[START OF THE DATA]
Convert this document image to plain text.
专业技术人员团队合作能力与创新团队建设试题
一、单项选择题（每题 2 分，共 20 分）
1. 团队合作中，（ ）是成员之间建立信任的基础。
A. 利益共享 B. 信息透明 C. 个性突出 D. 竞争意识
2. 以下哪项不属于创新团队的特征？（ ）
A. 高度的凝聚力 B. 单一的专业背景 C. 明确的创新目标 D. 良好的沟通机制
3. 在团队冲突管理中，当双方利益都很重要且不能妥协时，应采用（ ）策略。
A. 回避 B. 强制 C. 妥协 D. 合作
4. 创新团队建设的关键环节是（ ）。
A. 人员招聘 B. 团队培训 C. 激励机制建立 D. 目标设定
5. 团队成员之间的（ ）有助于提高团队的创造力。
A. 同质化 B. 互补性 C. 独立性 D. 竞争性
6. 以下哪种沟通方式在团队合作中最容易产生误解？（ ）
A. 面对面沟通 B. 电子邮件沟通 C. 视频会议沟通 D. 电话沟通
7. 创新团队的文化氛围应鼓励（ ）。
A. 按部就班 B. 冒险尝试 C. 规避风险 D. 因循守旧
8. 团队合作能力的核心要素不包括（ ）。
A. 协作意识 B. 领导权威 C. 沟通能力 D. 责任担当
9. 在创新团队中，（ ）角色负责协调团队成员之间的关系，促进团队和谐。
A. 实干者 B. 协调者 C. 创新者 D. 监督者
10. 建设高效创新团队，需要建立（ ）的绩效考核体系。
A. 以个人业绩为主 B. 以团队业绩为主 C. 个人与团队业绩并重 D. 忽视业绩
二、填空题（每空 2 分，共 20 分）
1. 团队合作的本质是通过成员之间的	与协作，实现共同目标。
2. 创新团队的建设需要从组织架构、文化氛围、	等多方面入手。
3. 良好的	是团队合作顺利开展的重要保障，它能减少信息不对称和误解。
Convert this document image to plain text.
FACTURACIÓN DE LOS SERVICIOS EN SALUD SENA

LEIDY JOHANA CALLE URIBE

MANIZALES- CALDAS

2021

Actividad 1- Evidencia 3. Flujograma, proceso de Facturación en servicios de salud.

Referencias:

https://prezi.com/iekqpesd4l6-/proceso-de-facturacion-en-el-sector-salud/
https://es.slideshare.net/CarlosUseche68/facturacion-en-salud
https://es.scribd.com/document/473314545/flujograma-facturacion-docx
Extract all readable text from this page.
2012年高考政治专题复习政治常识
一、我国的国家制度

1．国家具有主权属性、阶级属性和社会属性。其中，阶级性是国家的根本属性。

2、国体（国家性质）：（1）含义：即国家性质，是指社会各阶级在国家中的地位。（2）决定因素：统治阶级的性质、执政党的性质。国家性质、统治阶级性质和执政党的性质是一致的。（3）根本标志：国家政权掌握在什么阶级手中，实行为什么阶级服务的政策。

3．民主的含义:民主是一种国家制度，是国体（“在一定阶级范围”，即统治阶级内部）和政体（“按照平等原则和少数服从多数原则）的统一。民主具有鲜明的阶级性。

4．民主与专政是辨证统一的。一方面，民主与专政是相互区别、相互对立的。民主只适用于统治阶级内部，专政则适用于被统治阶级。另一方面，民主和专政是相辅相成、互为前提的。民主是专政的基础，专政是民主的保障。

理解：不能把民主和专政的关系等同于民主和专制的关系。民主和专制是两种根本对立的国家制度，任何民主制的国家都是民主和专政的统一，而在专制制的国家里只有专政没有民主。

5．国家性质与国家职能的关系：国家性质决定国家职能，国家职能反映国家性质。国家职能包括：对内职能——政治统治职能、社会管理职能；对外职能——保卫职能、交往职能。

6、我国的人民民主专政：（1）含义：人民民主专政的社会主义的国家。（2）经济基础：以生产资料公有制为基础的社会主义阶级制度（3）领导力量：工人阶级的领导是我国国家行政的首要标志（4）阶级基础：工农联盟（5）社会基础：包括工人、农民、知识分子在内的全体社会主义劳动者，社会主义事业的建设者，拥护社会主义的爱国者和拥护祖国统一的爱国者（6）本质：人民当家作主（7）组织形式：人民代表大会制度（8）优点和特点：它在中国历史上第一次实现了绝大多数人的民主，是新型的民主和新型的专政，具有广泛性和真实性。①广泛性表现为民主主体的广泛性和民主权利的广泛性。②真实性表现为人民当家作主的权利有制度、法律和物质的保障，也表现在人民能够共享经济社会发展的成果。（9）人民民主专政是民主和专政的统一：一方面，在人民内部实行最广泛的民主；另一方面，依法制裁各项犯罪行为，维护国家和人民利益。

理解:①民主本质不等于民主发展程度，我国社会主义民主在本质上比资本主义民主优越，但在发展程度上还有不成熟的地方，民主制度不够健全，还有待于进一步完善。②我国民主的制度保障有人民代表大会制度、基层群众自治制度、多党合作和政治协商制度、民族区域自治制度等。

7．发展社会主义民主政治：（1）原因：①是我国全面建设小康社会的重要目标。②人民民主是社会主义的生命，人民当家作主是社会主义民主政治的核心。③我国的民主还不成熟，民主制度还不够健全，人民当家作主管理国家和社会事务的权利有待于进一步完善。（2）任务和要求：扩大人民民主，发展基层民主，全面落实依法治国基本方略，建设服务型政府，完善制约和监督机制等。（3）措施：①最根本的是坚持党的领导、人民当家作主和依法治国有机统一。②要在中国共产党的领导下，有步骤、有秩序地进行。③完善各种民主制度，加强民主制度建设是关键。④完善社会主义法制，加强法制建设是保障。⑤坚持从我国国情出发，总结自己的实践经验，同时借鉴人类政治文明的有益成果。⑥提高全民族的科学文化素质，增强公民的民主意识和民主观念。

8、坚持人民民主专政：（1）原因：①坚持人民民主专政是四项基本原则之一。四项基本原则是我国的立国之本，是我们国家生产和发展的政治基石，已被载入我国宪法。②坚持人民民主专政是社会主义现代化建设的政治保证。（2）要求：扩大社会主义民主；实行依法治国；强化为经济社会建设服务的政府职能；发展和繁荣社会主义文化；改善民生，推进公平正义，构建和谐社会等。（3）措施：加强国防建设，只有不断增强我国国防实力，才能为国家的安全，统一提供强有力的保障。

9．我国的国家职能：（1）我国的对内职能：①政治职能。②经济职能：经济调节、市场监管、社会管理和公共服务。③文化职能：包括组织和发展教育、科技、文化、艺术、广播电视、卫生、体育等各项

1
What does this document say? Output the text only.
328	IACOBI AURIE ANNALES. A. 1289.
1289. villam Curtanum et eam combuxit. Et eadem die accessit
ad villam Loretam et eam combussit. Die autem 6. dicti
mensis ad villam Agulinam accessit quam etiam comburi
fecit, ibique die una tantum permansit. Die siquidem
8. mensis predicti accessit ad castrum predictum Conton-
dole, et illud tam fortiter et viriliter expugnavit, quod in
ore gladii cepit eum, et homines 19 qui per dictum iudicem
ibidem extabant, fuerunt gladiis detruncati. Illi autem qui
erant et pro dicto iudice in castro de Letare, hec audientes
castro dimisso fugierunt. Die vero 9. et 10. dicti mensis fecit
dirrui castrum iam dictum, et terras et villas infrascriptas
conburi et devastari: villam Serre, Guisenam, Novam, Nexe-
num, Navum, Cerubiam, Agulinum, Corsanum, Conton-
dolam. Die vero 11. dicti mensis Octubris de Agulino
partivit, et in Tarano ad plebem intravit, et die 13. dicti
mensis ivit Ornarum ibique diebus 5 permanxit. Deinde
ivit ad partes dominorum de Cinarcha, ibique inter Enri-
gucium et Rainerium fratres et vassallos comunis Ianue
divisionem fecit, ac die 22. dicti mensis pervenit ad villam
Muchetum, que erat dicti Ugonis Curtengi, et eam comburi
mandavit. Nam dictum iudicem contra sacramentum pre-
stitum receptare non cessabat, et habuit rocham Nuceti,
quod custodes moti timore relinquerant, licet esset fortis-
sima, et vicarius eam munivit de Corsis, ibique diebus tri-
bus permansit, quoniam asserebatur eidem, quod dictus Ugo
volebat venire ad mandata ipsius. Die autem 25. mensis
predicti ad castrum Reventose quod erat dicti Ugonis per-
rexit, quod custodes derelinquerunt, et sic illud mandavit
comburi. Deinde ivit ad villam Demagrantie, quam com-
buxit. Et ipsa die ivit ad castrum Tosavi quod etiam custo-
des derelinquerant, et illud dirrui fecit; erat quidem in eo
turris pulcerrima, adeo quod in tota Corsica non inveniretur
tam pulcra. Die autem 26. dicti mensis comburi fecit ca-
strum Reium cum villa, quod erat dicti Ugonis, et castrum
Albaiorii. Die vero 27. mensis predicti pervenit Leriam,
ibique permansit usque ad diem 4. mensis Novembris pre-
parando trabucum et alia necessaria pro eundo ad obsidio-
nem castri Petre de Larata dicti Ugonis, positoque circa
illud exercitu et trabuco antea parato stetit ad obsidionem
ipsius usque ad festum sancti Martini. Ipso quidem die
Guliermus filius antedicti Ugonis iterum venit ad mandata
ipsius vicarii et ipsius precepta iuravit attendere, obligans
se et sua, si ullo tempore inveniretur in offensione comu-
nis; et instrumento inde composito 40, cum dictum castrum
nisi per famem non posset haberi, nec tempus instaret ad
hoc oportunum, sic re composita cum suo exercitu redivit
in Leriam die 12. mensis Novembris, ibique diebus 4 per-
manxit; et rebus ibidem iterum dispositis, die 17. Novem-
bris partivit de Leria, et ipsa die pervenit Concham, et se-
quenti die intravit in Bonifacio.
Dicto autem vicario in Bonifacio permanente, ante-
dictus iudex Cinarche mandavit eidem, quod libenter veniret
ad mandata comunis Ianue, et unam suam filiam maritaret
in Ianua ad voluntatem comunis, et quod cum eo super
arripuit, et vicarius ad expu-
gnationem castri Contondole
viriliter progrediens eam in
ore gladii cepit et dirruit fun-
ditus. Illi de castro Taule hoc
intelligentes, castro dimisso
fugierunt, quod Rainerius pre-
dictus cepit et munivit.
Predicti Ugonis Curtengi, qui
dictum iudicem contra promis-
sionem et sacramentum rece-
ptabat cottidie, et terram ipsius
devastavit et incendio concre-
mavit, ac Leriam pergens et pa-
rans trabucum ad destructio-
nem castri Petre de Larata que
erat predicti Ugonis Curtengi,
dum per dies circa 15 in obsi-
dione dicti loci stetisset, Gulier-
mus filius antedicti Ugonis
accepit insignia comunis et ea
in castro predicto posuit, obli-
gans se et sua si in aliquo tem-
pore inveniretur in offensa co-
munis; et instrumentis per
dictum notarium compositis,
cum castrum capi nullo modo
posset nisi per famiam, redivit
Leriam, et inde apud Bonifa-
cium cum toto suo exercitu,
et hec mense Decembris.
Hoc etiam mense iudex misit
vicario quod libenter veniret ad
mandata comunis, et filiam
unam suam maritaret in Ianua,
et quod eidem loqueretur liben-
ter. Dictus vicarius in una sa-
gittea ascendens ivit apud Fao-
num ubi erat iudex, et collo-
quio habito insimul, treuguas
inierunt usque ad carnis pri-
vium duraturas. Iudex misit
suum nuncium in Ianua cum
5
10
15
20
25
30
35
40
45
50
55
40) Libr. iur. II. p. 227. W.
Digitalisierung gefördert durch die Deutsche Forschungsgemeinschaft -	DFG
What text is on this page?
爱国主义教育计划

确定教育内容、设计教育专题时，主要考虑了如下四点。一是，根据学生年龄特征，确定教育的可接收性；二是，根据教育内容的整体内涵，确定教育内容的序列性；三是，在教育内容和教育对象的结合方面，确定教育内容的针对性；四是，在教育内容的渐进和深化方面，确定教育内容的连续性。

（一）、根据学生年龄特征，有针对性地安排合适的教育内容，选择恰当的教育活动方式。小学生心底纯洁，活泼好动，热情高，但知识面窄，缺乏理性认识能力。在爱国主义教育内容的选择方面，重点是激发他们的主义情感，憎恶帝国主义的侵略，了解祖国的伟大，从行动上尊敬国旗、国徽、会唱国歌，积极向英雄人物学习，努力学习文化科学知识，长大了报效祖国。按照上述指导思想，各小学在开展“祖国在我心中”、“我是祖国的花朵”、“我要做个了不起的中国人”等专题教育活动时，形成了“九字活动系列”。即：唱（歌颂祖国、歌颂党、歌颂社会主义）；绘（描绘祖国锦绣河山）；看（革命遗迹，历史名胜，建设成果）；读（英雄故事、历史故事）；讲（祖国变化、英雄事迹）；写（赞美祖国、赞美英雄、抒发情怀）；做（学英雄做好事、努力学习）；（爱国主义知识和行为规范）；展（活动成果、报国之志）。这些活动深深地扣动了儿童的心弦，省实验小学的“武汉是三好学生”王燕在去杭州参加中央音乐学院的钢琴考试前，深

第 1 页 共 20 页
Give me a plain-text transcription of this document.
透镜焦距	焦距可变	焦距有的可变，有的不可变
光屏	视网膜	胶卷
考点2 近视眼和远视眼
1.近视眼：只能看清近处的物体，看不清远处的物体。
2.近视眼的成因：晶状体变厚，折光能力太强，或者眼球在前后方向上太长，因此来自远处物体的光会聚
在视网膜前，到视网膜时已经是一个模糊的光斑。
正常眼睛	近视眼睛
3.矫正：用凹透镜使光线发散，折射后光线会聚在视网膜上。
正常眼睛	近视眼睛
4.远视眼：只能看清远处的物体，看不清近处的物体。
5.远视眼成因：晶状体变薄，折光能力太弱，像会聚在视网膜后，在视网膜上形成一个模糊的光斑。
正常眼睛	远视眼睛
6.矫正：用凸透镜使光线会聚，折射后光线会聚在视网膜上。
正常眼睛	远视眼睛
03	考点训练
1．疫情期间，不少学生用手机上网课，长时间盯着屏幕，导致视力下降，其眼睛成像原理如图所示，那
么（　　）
[END OF THE DATA]
WRITTEN REQUEST: Give only the count of lines in which the string "vero" appears.

TASK SOLUTION: 3